Data rows =

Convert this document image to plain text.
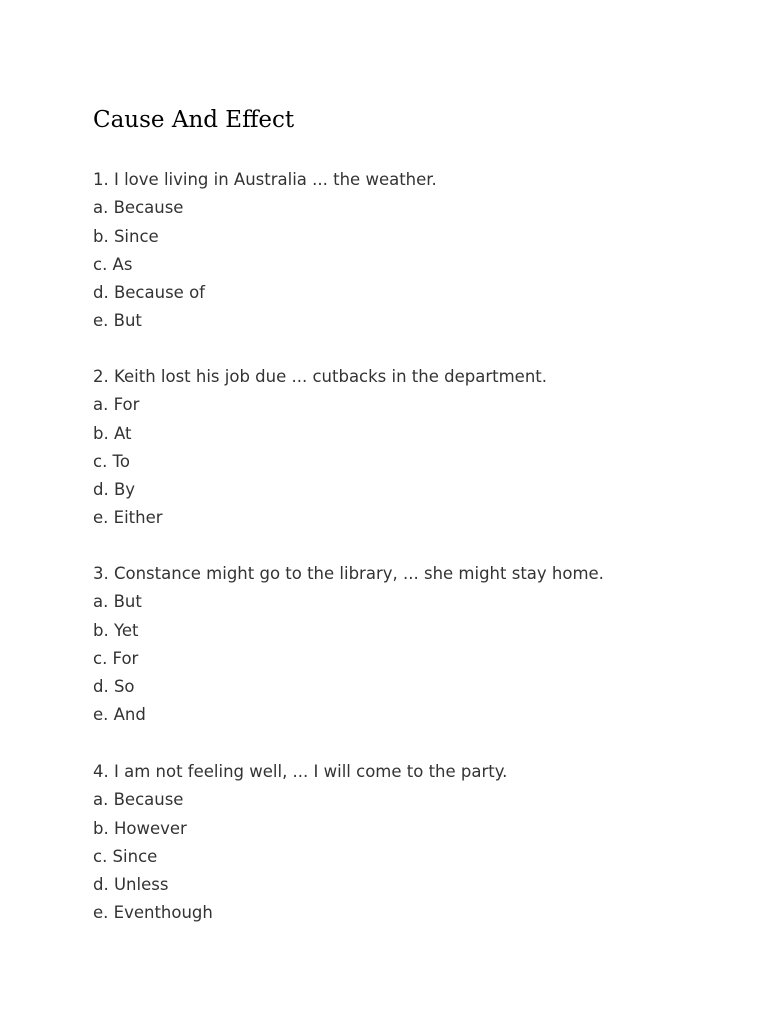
Cause And Effect
1. I love living in Australia ... the weather.
a. Because
b. Since
c. As
d. Because of
e. But
2. Keith lost his job due ... cutbacks in the department.
a. For
b. At
c. To
d. By
e. Either
3. Constance might go to the library, ... she might stay home.
a. But
b. Yet
c. For
d. So
e. And
4. I am not feeling well, ... I will come to the party.
a. Because
b. However
c. Since
d. Unless
e. Eventhough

Problem statement = Quote the listing above in full, except for the pictures.

Task answer =
Convert this document image to plain text.
Cause And Effect
1. I love living in Australia ... the weather.
a. Because
b. Since
c. As
d. Because of
e. But
2. Keith lost his job due ... cutbacks in the department.
a. For
b. At
c. To
d. By
e. Either
3. Constance might go to the library, ... she might stay home.
a. But
b. Yet
c. For
d. So
e. And
4. I am not feeling well, ... I will come to the party.
a. Because
b. However
c. Since
d. Unless
e. Eventhough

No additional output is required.